◆ **What is being asked**: Output the lines that follow exactly as they are.

◆ **Input records**:
++++++

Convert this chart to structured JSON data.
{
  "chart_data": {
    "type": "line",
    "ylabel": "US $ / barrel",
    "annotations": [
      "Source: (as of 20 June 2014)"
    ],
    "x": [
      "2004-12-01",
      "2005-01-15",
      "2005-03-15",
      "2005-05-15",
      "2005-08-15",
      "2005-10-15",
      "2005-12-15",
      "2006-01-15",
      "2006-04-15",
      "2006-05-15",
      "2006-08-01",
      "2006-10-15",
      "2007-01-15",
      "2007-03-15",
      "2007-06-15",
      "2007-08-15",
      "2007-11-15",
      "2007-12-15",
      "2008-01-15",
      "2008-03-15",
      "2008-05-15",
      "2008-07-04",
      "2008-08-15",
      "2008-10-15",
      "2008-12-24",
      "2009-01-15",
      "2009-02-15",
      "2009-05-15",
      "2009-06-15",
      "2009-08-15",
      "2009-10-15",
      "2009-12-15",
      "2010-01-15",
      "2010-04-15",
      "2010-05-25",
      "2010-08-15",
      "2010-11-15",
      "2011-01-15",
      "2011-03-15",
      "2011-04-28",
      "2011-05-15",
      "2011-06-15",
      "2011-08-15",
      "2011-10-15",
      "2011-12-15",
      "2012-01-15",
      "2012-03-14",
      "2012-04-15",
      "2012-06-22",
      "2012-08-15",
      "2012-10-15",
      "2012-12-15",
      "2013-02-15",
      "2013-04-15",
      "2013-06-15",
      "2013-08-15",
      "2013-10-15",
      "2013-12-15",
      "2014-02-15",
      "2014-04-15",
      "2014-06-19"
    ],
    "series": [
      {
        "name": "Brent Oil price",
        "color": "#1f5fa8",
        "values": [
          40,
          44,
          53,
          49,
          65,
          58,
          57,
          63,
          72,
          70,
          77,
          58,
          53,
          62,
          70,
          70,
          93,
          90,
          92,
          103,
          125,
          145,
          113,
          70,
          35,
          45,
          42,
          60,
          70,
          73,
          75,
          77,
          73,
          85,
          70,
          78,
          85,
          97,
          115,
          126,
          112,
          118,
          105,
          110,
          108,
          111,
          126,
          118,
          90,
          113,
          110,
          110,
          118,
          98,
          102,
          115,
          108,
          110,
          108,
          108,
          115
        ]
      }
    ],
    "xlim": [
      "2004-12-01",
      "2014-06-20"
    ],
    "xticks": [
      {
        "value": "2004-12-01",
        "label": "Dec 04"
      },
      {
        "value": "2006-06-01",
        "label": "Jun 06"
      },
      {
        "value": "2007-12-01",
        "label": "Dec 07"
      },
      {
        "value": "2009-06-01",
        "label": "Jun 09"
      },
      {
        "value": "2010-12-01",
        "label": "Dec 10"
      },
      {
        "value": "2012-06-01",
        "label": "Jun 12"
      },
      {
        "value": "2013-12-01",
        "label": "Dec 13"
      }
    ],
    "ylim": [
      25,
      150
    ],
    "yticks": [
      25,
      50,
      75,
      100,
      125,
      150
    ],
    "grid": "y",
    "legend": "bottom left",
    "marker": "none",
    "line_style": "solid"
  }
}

++++++

◆ **Solution**:
Convert this chart to structured JSON data.
{
  "chart_data": {
    "type": "line",
    "ylabel": "US $ / barrel",
    "annotations": [
      "Source: (as of 20 June 2014)"
    ],
    "x": [
      "2004-12-01",
      "2005-01-15",
      "2005-03-15",
      "2005-05-15",
      "2005-08-15",
      "2005-10-15",
      "2005-12-15",
      "2006-01-15",
      "2006-04-15",
      "2006-05-15",
      "2006-08-01",
      "2006-10-15",
      "2007-01-15",
      "2007-03-15",
      "2007-06-15",
      "2007-08-15",
      "2007-11-15",
      "2007-12-15",
      "2008-01-15",
      "2008-03-15",
      "2008-05-15",
      "2008-07-04",
      "2008-08-15",
      "2008-10-15",
      "2008-12-24",
      "2009-01-15",
      "2009-02-15",
      "2009-05-15",
      "2009-06-15",
      "2009-08-15",
      "2009-10-15",
      "2009-12-15",
      "2010-01-15",
      "2010-04-15",
      "2010-05-25",
      "2010-08-15",
      "2010-11-15",
      "2011-01-15",
      "2011-03-15",
      "2011-04-28",
      "2011-05-15",
      "2011-06-15",
      "2011-08-15",
      "2011-10-15",
      "2011-12-15",
      "2012-01-15",
      "2012-03-14",
      "2012-04-15",
      "2012-06-22",
      "2012-08-15",
      "2012-10-15",
      "2012-12-15",
      "2013-02-15",
      "2013-04-15",
      "2013-06-15",
      "2013-08-15",
      "2013-10-15",
      "2013-12-15",
      "2014-02-15",
      "2014-04-15",
      "2014-06-19"
    ],
    "series": [
      {
        "name": "Brent Oil price",
        "color": "#1f5fa8",
        "values": [
          40,
          44,
          53,
          49,
          65,
          58,
          57,
          63,
          72,
          70,
          77,
          58,
          53,
          62,
          70,
          70,
          93,
          90,
          92,
          103,
          125,
          145,
          113,
          70,
          35,
          45,
          42,
          60,
          70,
          73,
          75,
          77,
          73,
          85,
          70,
          78,
          85,
          97,
          115,
          126,
          112,
          118,
          105,
          110,
          108,
          111,
          126,
          118,
          90,
          113,
          110,
          110,
          118,
          98,
          102,
          115,
          108,
          110,
          108,
          108,
          115
        ]
      }
    ],
    "xlim": [
      "2004-12-01",
      "2014-06-20"
    ],
    "xticks": [
      {
        "value": "2004-12-01",
        "label": "Dec 04"
      },
      {
        "value": "2006-06-01",
        "label": "Jun 06"
      },
      {
        "value": "2007-12-01",
        "label": "Dec 07"
      },
      {
        "value": "2009-06-01",
        "label": "Jun 09"
      },
      {
        "value": "2010-12-01",
        "label": "Dec 10"
      },
      {
        "value": "2012-06-01",
        "label": "Jun 12"
      },
      {
        "value": "2013-12-01",
        "label": "Dec 13"
      }
    ],
    "ylim": [
      25,
      150
    ],
    "yticks": [
      25,
      50,
      75,
      100,
      125,
      150
    ],
    "grid": "y",
    "legend": "bottom left",
    "marker": "none",
    "line_style": "solid"
  }
}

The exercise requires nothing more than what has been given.